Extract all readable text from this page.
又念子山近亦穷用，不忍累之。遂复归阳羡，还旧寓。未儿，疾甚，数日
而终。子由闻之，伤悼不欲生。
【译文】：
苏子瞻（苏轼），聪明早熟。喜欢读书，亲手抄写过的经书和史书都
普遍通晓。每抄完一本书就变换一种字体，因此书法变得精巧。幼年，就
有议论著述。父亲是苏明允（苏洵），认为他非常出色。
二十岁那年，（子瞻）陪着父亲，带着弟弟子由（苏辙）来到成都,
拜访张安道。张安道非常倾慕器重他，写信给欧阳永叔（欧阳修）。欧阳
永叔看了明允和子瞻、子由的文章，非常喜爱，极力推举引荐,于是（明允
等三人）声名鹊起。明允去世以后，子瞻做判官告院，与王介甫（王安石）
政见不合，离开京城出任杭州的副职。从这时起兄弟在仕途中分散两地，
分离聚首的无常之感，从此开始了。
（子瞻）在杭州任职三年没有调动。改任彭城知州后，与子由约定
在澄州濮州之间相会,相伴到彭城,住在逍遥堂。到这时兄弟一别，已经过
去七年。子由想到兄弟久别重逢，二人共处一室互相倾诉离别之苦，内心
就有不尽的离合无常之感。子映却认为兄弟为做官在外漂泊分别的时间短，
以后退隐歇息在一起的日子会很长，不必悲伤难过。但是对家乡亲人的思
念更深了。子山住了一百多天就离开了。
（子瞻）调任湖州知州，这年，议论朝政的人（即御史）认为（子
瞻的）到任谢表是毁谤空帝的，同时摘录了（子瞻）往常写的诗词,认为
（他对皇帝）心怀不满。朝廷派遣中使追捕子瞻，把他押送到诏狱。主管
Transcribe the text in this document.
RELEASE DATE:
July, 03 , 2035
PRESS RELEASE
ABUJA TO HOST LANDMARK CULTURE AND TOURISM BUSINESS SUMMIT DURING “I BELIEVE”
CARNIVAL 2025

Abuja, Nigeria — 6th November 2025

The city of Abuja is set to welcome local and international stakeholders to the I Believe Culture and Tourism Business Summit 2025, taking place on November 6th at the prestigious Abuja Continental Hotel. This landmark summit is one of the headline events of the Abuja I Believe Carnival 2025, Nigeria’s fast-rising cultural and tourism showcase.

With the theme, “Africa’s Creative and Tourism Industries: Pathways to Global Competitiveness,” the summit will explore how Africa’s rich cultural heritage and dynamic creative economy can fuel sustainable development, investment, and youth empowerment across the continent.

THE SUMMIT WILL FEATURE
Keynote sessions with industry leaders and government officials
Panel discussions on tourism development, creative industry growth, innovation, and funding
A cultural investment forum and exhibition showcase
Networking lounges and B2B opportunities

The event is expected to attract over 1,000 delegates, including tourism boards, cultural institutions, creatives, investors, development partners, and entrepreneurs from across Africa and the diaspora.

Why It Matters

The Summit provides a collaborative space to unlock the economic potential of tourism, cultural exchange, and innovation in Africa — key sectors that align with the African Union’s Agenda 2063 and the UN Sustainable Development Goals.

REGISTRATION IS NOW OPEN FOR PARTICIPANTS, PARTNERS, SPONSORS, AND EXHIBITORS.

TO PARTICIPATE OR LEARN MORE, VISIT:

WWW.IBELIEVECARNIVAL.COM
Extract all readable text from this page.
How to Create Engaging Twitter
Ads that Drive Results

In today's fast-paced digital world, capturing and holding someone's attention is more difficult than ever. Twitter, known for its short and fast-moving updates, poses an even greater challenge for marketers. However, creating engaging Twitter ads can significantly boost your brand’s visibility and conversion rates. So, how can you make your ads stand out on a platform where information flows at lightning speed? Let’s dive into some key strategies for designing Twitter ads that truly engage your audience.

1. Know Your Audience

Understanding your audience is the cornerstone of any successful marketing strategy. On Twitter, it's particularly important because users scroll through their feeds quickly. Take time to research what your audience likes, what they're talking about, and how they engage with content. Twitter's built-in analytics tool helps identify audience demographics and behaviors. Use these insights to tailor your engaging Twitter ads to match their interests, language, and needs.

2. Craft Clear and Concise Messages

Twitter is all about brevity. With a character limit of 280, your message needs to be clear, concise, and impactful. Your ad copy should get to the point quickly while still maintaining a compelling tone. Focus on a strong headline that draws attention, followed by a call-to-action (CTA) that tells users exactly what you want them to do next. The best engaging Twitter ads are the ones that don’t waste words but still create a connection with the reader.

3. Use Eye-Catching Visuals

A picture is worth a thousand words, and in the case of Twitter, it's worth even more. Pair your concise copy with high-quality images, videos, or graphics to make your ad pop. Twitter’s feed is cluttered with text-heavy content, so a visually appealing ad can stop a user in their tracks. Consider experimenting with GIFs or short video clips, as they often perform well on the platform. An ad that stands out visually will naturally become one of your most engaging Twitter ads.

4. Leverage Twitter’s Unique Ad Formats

> **Problem to work on**
Reproduce the full listing exactly.

> **Final answer**
Extract all readable text from this page.
又念子山近亦穷用，不忍累之。遂复归阳羡，还旧寓。未儿，疾甚，数日
而终。子由闻之，伤悼不欲生。
【译文】：
苏子瞻（苏轼），聪明早熟。喜欢读书，亲手抄写过的经书和史书都
普遍通晓。每抄完一本书就变换一种字体，因此书法变得精巧。幼年，就
有议论著述。父亲是苏明允（苏洵），认为他非常出色。
二十岁那年，（子瞻）陪着父亲，带着弟弟子由（苏辙）来到成都,
拜访张安道。张安道非常倾慕器重他，写信给欧阳永叔（欧阳修）。欧阳
永叔看了明允和子瞻、子由的文章，非常喜爱，极力推举引荐,于是（明允
等三人）声名鹊起。明允去世以后，子瞻做判官告院，与王介甫（王安石）
政见不合，离开京城出任杭州的副职。从这时起兄弟在仕途中分散两地，
分离聚首的无常之感，从此开始了。
（子瞻）在杭州任职三年没有调动。改任彭城知州后，与子由约定
在澄州濮州之间相会,相伴到彭城,住在逍遥堂。到这时兄弟一别，已经过
去七年。子由想到兄弟久别重逢，二人共处一室互相倾诉离别之苦，内心
就有不尽的离合无常之感。子映却认为兄弟为做官在外漂泊分别的时间短，
以后退隐歇息在一起的日子会很长，不必悲伤难过。但是对家乡亲人的思
念更深了。子山住了一百多天就离开了。
（子瞻）调任湖州知州，这年，议论朝政的人（即御史）认为（子
瞻的）到任谢表是毁谤空帝的，同时摘录了（子瞻）往常写的诗词,认为
（他对皇帝）心怀不满。朝廷派遣中使追捕子瞻，把他押送到诏狱。主管
Transcribe the text in this document.
RELEASE DATE:
July, 03 , 2035
PRESS RELEASE
ABUJA TO HOST LANDMARK CULTURE AND TOURISM BUSINESS SUMMIT DURING “I BELIEVE”
CARNIVAL 2025

Abuja, Nigeria — 6th November 2025

The city of Abuja is set to welcome local and international stakeholders to the I Believe Culture and Tourism Business Summit 2025, taking place on November 6th at the prestigious Abuja Continental Hotel. This landmark summit is one of the headline events of the Abuja I Believe Carnival 2025, Nigeria’s fast-rising cultural and tourism showcase.

With the theme, “Africa’s Creative and Tourism Industries: Pathways to Global Competitiveness,” the summit will explore how Africa’s rich cultural heritage and dynamic creative economy can fuel sustainable development, investment, and youth empowerment across the continent.

THE SUMMIT WILL FEATURE
Keynote sessions with industry leaders and government officials
Panel discussions on tourism development, creative industry growth, innovation, and funding
A cultural investment forum and exhibition showcase
Networking lounges and B2B opportunities

The event is expected to attract over 1,000 delegates, including tourism boards, cultural institutions, creatives, investors, development partners, and entrepreneurs from across Africa and the diaspora.

Why It Matters

The Summit provides a collaborative space to unlock the economic potential of tourism, cultural exchange, and innovation in Africa — key sectors that align with the African Union’s Agenda 2063 and the UN Sustainable Development Goals.

REGISTRATION IS NOW OPEN FOR PARTICIPANTS, PARTNERS, SPONSORS, AND EXHIBITORS.

TO PARTICIPATE OR LEARN MORE, VISIT:

WWW.IBELIEVECARNIVAL.COM
Extract all readable text from this page.
How to Create Engaging Twitter
Ads that Drive Results

In today's fast-paced digital world, capturing and holding someone's attention is more difficult than ever. Twitter, known for its short and fast-moving updates, poses an even greater challenge for marketers. However, creating engaging Twitter ads can significantly boost your brand’s visibility and conversion rates. So, how can you make your ads stand out on a platform where information flows at lightning speed? Let’s dive into some key strategies for designing Twitter ads that truly engage your audience.

1. Know Your Audience

Understanding your audience is the cornerstone of any successful marketing strategy. On Twitter, it's particularly important because users scroll through their feeds quickly. Take time to research what your audience likes, what they're talking about, and how they engage with content. Twitter's built-in analytics tool helps identify audience demographics and behaviors. Use these insights to tailor your engaging Twitter ads to match their interests, language, and needs.

2. Craft Clear and Concise Messages

Twitter is all about brevity. With a character limit of 280, your message needs to be clear, concise, and impactful. Your ad copy should get to the point quickly while still maintaining a compelling tone. Focus on a strong headline that draws attention, followed by a call-to-action (CTA) that tells users exactly what you want them to do next. The best engaging Twitter ads are the ones that don’t waste words but still create a connection with the reader.

3. Use Eye-Catching Visuals

A picture is worth a thousand words, and in the case of Twitter, it's worth even more. Pair your concise copy with high-quality images, videos, or graphics to make your ad pop. Twitter’s feed is cluttered with text-heavy content, so a visually appealing ad can stop a user in their tracks. Consider experimenting with GIFs or short video clips, as they often perform well on the platform. An ad that stands out visually will naturally become one of your most engaging Twitter ads.

4. Leverage Twitter’s Unique Ad Formats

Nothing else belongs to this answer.